◆ **SOURCE MATERIAL**:
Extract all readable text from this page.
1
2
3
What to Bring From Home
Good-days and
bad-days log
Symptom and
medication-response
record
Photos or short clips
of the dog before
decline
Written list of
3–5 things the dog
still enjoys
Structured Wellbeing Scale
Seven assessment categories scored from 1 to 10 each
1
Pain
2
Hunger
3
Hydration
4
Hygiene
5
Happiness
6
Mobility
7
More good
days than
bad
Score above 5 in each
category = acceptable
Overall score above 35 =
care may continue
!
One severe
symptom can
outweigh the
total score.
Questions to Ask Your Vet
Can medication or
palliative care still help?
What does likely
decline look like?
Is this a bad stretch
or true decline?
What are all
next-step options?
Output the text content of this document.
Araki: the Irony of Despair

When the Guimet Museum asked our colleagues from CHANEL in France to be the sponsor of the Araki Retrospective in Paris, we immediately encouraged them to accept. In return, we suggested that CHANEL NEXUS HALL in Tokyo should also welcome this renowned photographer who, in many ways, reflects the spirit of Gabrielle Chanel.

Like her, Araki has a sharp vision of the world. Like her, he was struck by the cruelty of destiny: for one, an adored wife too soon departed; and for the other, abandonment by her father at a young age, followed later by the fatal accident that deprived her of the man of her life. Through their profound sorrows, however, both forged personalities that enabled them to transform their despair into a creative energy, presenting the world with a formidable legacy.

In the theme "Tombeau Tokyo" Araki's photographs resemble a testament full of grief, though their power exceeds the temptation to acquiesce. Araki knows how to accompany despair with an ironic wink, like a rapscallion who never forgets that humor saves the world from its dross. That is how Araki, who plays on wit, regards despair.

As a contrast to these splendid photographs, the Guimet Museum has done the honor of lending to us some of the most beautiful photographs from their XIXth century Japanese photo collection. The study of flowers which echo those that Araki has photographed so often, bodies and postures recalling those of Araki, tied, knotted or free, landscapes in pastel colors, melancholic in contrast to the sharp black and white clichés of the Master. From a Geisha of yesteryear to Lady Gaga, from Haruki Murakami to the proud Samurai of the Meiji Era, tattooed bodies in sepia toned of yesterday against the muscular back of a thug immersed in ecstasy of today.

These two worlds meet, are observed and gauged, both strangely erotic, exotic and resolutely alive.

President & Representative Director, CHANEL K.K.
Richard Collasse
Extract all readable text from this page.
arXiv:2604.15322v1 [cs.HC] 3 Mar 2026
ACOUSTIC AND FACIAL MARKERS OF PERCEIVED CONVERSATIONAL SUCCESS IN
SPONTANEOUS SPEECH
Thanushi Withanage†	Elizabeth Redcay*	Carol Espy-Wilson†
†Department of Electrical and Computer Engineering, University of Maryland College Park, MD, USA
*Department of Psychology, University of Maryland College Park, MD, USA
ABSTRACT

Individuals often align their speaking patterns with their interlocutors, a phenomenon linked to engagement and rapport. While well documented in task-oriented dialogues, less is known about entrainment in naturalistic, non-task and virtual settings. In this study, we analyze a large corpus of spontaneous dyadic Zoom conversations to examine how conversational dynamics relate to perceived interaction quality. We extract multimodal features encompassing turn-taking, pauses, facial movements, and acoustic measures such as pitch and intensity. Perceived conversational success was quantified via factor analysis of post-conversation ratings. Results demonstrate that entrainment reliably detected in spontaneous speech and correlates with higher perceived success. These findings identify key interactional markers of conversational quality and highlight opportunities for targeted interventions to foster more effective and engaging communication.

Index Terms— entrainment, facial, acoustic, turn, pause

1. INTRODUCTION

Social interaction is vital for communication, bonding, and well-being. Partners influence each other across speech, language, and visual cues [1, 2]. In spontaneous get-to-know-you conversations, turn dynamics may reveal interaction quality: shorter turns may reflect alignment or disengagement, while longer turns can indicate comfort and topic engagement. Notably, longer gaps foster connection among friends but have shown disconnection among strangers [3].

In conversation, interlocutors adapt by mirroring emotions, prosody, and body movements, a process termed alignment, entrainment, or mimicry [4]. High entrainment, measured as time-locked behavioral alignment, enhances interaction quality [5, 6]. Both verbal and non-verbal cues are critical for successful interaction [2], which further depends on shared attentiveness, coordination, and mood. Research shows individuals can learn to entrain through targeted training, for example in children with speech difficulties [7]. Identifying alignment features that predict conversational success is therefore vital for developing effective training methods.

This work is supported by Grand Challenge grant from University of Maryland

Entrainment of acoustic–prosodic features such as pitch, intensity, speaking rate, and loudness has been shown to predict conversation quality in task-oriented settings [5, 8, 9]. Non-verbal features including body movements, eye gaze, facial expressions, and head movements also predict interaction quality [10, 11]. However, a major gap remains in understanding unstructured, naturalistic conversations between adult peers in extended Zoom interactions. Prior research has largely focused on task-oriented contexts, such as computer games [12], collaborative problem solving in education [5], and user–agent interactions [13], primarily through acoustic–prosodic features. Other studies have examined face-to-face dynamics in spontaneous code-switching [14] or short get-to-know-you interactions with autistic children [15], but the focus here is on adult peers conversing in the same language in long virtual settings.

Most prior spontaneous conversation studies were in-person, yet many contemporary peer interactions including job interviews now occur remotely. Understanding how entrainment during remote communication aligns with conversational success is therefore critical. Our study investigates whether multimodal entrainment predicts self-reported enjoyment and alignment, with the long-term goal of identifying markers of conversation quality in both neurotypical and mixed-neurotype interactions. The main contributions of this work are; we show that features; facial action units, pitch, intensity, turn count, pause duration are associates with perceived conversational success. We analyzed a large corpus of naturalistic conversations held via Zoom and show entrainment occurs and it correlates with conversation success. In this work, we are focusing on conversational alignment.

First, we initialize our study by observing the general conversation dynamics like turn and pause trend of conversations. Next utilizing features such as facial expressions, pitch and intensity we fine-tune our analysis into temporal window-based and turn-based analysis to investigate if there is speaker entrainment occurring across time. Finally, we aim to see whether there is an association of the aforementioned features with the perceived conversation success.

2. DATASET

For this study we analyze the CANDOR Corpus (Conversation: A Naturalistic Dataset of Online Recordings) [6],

◆ **DIRECTION**: Count how many lines in the data above hold the string "University", and give the number with no other words.

◆ **EXERCISE RESPONSE**: 3